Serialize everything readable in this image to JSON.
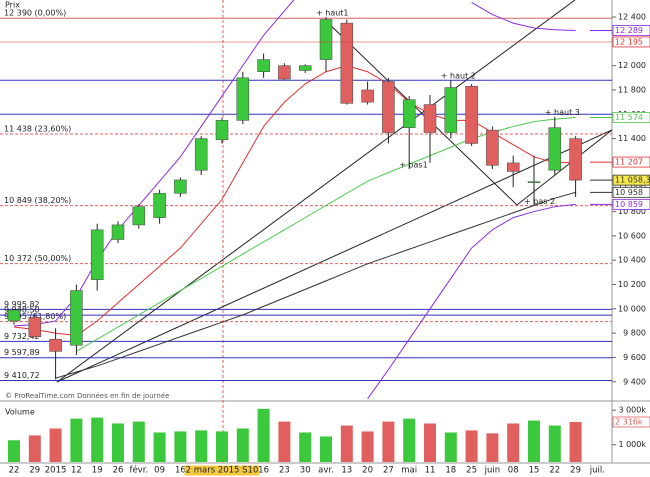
{
  "chart_data": {
    "type": "candlestick",
    "title": "Prix",
    "volume_title": "Volume",
    "credit": "© ProRealTime.com  Données en fin de journée",
    "categories": [
      "22",
      "29",
      "2015",
      "12",
      "19",
      "26",
      "févr.",
      "09",
      "16",
      null,
      "2 mars 2015 S10",
      null,
      "16",
      "23",
      "30",
      "avr.",
      "13",
      "20",
      "27",
      "mai",
      "11",
      "18",
      "25",
      "juin",
      "08",
      "15",
      "22",
      "29"
    ],
    "axis_end_label": "juil.",
    "open": [
      9900,
      9930,
      9750,
      9700,
      10240,
      10570,
      10690,
      10750,
      10950,
      11140,
      11390,
      11550,
      11950,
      12000,
      11960,
      12050,
      12350,
      11800,
      11870,
      11490,
      11680,
      11450,
      11830,
      11470,
      11200,
      11040,
      11140,
      11400
    ],
    "high": [
      10000,
      9960,
      9840,
      10200,
      10700,
      10720,
      10860,
      10980,
      11080,
      11420,
      11570,
      11950,
      12100,
      12020,
      12010,
      12400,
      12380,
      11870,
      11900,
      11750,
      11760,
      11880,
      11850,
      11500,
      11260,
      11260,
      11580,
      11420
    ],
    "low": [
      9870,
      9780,
      9420,
      9620,
      10150,
      10540,
      10660,
      10700,
      10920,
      11100,
      11360,
      11520,
      11900,
      11880,
      11940,
      11950,
      11680,
      11680,
      11360,
      11150,
      11200,
      11400,
      11340,
      11150,
      11000,
      10850,
      11100,
      10920
    ],
    "close": [
      9990,
      9770,
      9650,
      10150,
      10650,
      10690,
      10840,
      10950,
      11060,
      11400,
      11550,
      11900,
      12050,
      11890,
      12000,
      12380,
      11690,
      11700,
      11450,
      11720,
      11450,
      11820,
      11360,
      11180,
      11130,
      11045,
      11490,
      11058.39
    ],
    "up_color": "#3cc83c",
    "down_color": "#e06060",
    "volume": [
      1260,
      1540,
      1940,
      2510,
      2570,
      2230,
      2340,
      1710,
      1770,
      1830,
      1770,
      1940,
      3080,
      2340,
      1710,
      1480,
      2110,
      1770,
      2340,
      2510,
      2230,
      1710,
      1830,
      1660,
      2230,
      2400,
      2110,
      2316
    ],
    "ylim": [
      9250,
      12540
    ],
    "yticks": [
      {
        "value": 9400,
        "label": "9 400"
      },
      {
        "value": 9600,
        "label": "9 600"
      },
      {
        "value": 9800,
        "label": "9 800"
      },
      {
        "value": 10000,
        "label": "10 000"
      },
      {
        "value": 10200,
        "label": "10 200"
      },
      {
        "value": 10400,
        "label": "10 400"
      },
      {
        "value": 10600,
        "label": "10 600"
      },
      {
        "value": 10800,
        "label": "10 800"
      },
      {
        "value": 11000,
        "label": "11 000"
      },
      {
        "value": 11200,
        "label": "11 200"
      },
      {
        "value": 11400,
        "label": "11 400"
      },
      {
        "value": 11600,
        "label": "11 600"
      },
      {
        "value": 11800,
        "label": "11 800"
      },
      {
        "value": 12000,
        "label": "12 000"
      },
      {
        "value": 12200,
        "label": "12 200"
      },
      {
        "value": 12400,
        "label": "12 400"
      }
    ],
    "volume_ylim": [
      0,
      3300
    ],
    "volume_yticks": [
      {
        "value": 1000,
        "label": "1 000k"
      },
      {
        "value": 3000,
        "label": "3 000k"
      }
    ],
    "series": [
      {
        "name": "MM rouge",
        "color": "#e03030",
        "values": [
          9850,
          9830,
          9800,
          9780,
          9900,
          10050,
          10200,
          10350,
          10500,
          10700,
          10900,
          11200,
          11500,
          11700,
          11850,
          11950,
          12000,
          11950,
          11850,
          11700,
          11600,
          11550,
          11550,
          11450,
          11350,
          11250,
          11200,
          11207
        ]
      },
      {
        "name": "MM verte",
        "color": "#50c850",
        "values": [
          null,
          null,
          null,
          9650,
          9750,
          9850,
          9950,
          10050,
          10150,
          10250,
          10350,
          10450,
          10550,
          10650,
          10750,
          10850,
          10950,
          11050,
          11120,
          11190,
          11260,
          11330,
          11400,
          11450,
          11500,
          11540,
          11560,
          11574
        ]
      },
      {
        "name": "MM noire",
        "color": "#333333",
        "values": [
          null,
          null,
          9430,
          9480,
          9530,
          9590,
          9650,
          9710,
          9770,
          9830,
          9890,
          9950,
          10020,
          10090,
          10160,
          10230,
          10300,
          10370,
          10430,
          10490,
          10550,
          10610,
          10670,
          10730,
          10790,
          10850,
          10910,
          10958
        ]
      },
      {
        "name": "Bollinger haute",
        "color": "#8a2be2",
        "values": [
          9860,
          9870,
          9900,
          10100,
          10400,
          10650,
          10850,
          11050,
          11250,
          11500,
          11750,
          12000,
          12250,
          12450,
          12650,
          null,
          null,
          null,
          null,
          null,
          null,
          null,
          12520,
          12420,
          12350,
          12310,
          12295,
          12289
        ]
      },
      {
        "name": "Bollinger basse",
        "color": "#8a2be2",
        "values": [
          null,
          null,
          null,
          null,
          null,
          null,
          null,
          null,
          null,
          null,
          null,
          null,
          null,
          null,
          null,
          null,
          null,
          9260,
          9500,
          9750,
          10000,
          10250,
          10500,
          10650,
          10750,
          10800,
          10840,
          10859
        ]
      }
    ],
    "fib_levels": [
      {
        "value": 12390,
        "label": "12 390 (0,00%)"
      },
      {
        "value": 11438,
        "label": "11 438 (23,60%)"
      },
      {
        "value": 10849,
        "label": "10 849 (38,20%)"
      },
      {
        "value": 10372,
        "label": "10 372 (50,00%)"
      },
      {
        "value": 9895,
        "label": "9 895 (61,80%)"
      }
    ],
    "levels": [
      {
        "value": 9995.82,
        "label": "9 995,82"
      },
      {
        "value": 9948.5,
        "label": "9 948,50"
      },
      {
        "value": 9732.42,
        "label": "9 732,42"
      },
      {
        "value": 9597.89,
        "label": "9 597,89"
      },
      {
        "value": 9410.72,
        "label": "9 410,72"
      }
    ],
    "extra_levels": [
      11880,
      11600
    ],
    "price_labels": [
      {
        "value": 12289,
        "label": "12 289",
        "color": "#8a2be2"
      },
      {
        "value": 12195,
        "label": "12 195",
        "color": "#e03030"
      },
      {
        "value": 11574,
        "label": "11 574",
        "color": "#50c850"
      },
      {
        "value": 11207,
        "label": "11 207",
        "color": "#e03030"
      },
      {
        "value": 11058.39,
        "label": "11 058,39",
        "color": "#333333"
      },
      {
        "value": 10958,
        "label": "10 958",
        "color": "#333333"
      },
      {
        "value": 10859,
        "label": "10 859",
        "color": "#8a2be2"
      }
    ],
    "volume_label": {
      "value": 2316,
      "label": "2 316k"
    },
    "annotations": [
      {
        "text": "+ haut1",
        "candle": 15,
        "price": 12400
      },
      {
        "text": "+ haut 2",
        "candle": 21,
        "price": 11880
      },
      {
        "text": "+ haut 3",
        "candle": 26,
        "price": 11580
      },
      {
        "text": "+ bas1",
        "candle": 19,
        "price": 11150
      },
      {
        "text": "+ bas 2",
        "candle": 25,
        "price": 10850
      }
    ]
  }
}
·····
Goal of the exercise
Copy the material exactly. Do not include the pictures.

Answer to this problem
Serialize everything readable in this image to JSON.
{
  "chart_data": {
    "type": "candlestick",
    "title": "Prix",
    "volume_title": "Volume",
    "credit": "© ProRealTime.com  Données en fin de journée",
    "categories": [
      "22",
      "29",
      "2015",
      "12",
      "19",
      "26",
      "févr.",
      "09",
      "16",
      null,
      "2 mars 2015 S10",
      null,
      "16",
      "23",
      "30",
      "avr.",
      "13",
      "20",
      "27",
      "mai",
      "11",
      "18",
      "25",
      "juin",
      "08",
      "15",
      "22",
      "29"
    ],
    "axis_end_label": "juil.",
    "open": [
      9900,
      9930,
      9750,
      9700,
      10240,
      10570,
      10690,
      10750,
      10950,
      11140,
      11390,
      11550,
      11950,
      12000,
      11960,
      12050,
      12350,
      11800,
      11870,
      11490,
      11680,
      11450,
      11830,
      11470,
      11200,
      11040,
      11140,
      11400
    ],
    "high": [
      10000,
      9960,
      9840,
      10200,
      10700,
      10720,
      10860,
      10980,
      11080,
      11420,
      11570,
      11950,
      12100,
      12020,
      12010,
      12400,
      12380,
      11870,
      11900,
      11750,
      11760,
      11880,
      11850,
      11500,
      11260,
      11260,
      11580,
      11420
    ],
    "low": [
      9870,
      9780,
      9420,
      9620,
      10150,
      10540,
      10660,
      10700,
      10920,
      11100,
      11360,
      11520,
      11900,
      11880,
      11940,
      11950,
      11680,
      11680,
      11360,
      11150,
      11200,
      11400,
      11340,
      11150,
      11000,
      10850,
      11100,
      10920
    ],
    "close": [
      9990,
      9770,
      9650,
      10150,
      10650,
      10690,
      10840,
      10950,
      11060,
      11400,
      11550,
      11900,
      12050,
      11890,
      12000,
      12380,
      11690,
      11700,
      11450,
      11720,
      11450,
      11820,
      11360,
      11180,
      11130,
      11045,
      11490,
      11058.39
    ],
    "up_color": "#3cc83c",
    "down_color": "#e06060",
    "volume": [
      1260,
      1540,
      1940,
      2510,
      2570,
      2230,
      2340,
      1710,
      1770,
      1830,
      1770,
      1940,
      3080,
      2340,
      1710,
      1480,
      2110,
      1770,
      2340,
      2510,
      2230,
      1710,
      1830,
      1660,
      2230,
      2400,
      2110,
      2316
    ],
    "ylim": [
      9250,
      12540
    ],
    "yticks": [
      {
        "value": 9400,
        "label": "9 400"
      },
      {
        "value": 9600,
        "label": "9 600"
      },
      {
        "value": 9800,
        "label": "9 800"
      },
      {
        "value": 10000,
        "label": "10 000"
      },
      {
        "value": 10200,
        "label": "10 200"
      },
      {
        "value": 10400,
        "label": "10 400"
      },
      {
        "value": 10600,
        "label": "10 600"
      },
      {
        "value": 10800,
        "label": "10 800"
      },
      {
        "value": 11000,
        "label": "11 000"
      },
      {
        "value": 11200,
        "label": "11 200"
      },
      {
        "value": 11400,
        "label": "11 400"
      },
      {
        "value": 11600,
        "label": "11 600"
      },
      {
        "value": 11800,
        "label": "11 800"
      },
      {
        "value": 12000,
        "label": "12 000"
      },
      {
        "value": 12200,
        "label": "12 200"
      },
      {
        "value": 12400,
        "label": "12 400"
      }
    ],
    "volume_ylim": [
      0,
      3300
    ],
    "volume_yticks": [
      {
        "value": 1000,
        "label": "1 000k"
      },
      {
        "value": 3000,
        "label": "3 000k"
      }
    ],
    "series": [
      {
        "name": "MM rouge",
        "color": "#e03030",
        "values": [
          9850,
          9830,
          9800,
          9780,
          9900,
          10050,
          10200,
          10350,
          10500,
          10700,
          10900,
          11200,
          11500,
          11700,
          11850,
          11950,
          12000,
          11950,
          11850,
          11700,
          11600,
          11550,
          11550,
          11450,
          11350,
          11250,
          11200,
          11207
        ]
      },
      {
        "name": "MM verte",
        "color": "#50c850",
        "values": [
          null,
          null,
          null,
          9650,
          9750,
          9850,
          9950,
          10050,
          10150,
          10250,
          10350,
          10450,
          10550,
          10650,
          10750,
          10850,
          10950,
          11050,
          11120,
          11190,
          11260,
          11330,
          11400,
          11450,
          11500,
          11540,
          11560,
          11574
        ]
      },
      {
        "name": "MM noire",
        "color": "#333333",
        "values": [
          null,
          null,
          9430,
          9480,
          9530,
          9590,
          9650,
          9710,
          9770,
          9830,
          9890,
          9950,
          10020,
          10090,
          10160,
          10230,
          10300,
          10370,
          10430,
          10490,
          10550,
          10610,
          10670,
          10730,
          10790,
          10850,
          10910,
          10958
        ]
      },
      {
        "name": "Bollinger haute",
        "color": "#8a2be2",
        "values": [
          9860,
          9870,
          9900,
          10100,
          10400,
          10650,
          10850,
          11050,
          11250,
          11500,
          11750,
          12000,
          12250,
          12450,
          12650,
          null,
          null,
          null,
          null,
          null,
          null,
          null,
          12520,
          12420,
          12350,
          12310,
          12295,
          12289
        ]
      },
      {
        "name": "Bollinger basse",
        "color": "#8a2be2",
        "values": [
          null,
          null,
          null,
          null,
          null,
          null,
          null,
          null,
          null,
          null,
          null,
          null,
          null,
          null,
          null,
          null,
          null,
          9260,
          9500,
          9750,
          10000,
          10250,
          10500,
          10650,
          10750,
          10800,
          10840,
          10859
        ]
      }
    ],
    "fib_levels": [
      {
        "value": 12390,
        "label": "12 390 (0,00%)"
      },
      {
        "value": 11438,
        "label": "11 438 (23,60%)"
      },
      {
        "value": 10849,
        "label": "10 849 (38,20%)"
      },
      {
        "value": 10372,
        "label": "10 372 (50,00%)"
      },
      {
        "value": 9895,
        "label": "9 895 (61,80%)"
      }
    ],
    "levels": [
      {
        "value": 9995.82,
        "label": "9 995,82"
      },
      {
        "value": 9948.5,
        "label": "9 948,50"
      },
      {
        "value": 9732.42,
        "label": "9 732,42"
      },
      {
        "value": 9597.89,
        "label": "9 597,89"
      },
      {
        "value": 9410.72,
        "label": "9 410,72"
      }
    ],
    "extra_levels": [
      11880,
      11600
    ],
    "price_labels": [
      {
        "value": 12289,
        "label": "12 289",
        "color": "#8a2be2"
      },
      {
        "value": 12195,
        "label": "12 195",
        "color": "#e03030"
      },
      {
        "value": 11574,
        "label": "11 574",
        "color": "#50c850"
      },
      {
        "value": 11207,
        "label": "11 207",
        "color": "#e03030"
      },
      {
        "value": 11058.39,
        "label": "11 058,39",
        "color": "#333333"
      },
      {
        "value": 10958,
        "label": "10 958",
        "color": "#333333"
      },
      {
        "value": 10859,
        "label": "10 859",
        "color": "#8a2be2"
      }
    ],
    "volume_label": {
      "value": 2316,
      "label": "2 316k"
    },
    "annotations": [
      {
        "text": "+ haut1",
        "candle": 15,
        "price": 12400
      },
      {
        "text": "+ haut 2",
        "candle": 21,
        "price": 11880
      },
      {
        "text": "+ haut 3",
        "candle": 26,
        "price": 11580
      },
      {
        "text": "+ bas1",
        "candle": 19,
        "price": 11150
      },
      {
        "text": "+ bas 2",
        "candle": 25,
        "price": 10850
      }
    ]
  }
}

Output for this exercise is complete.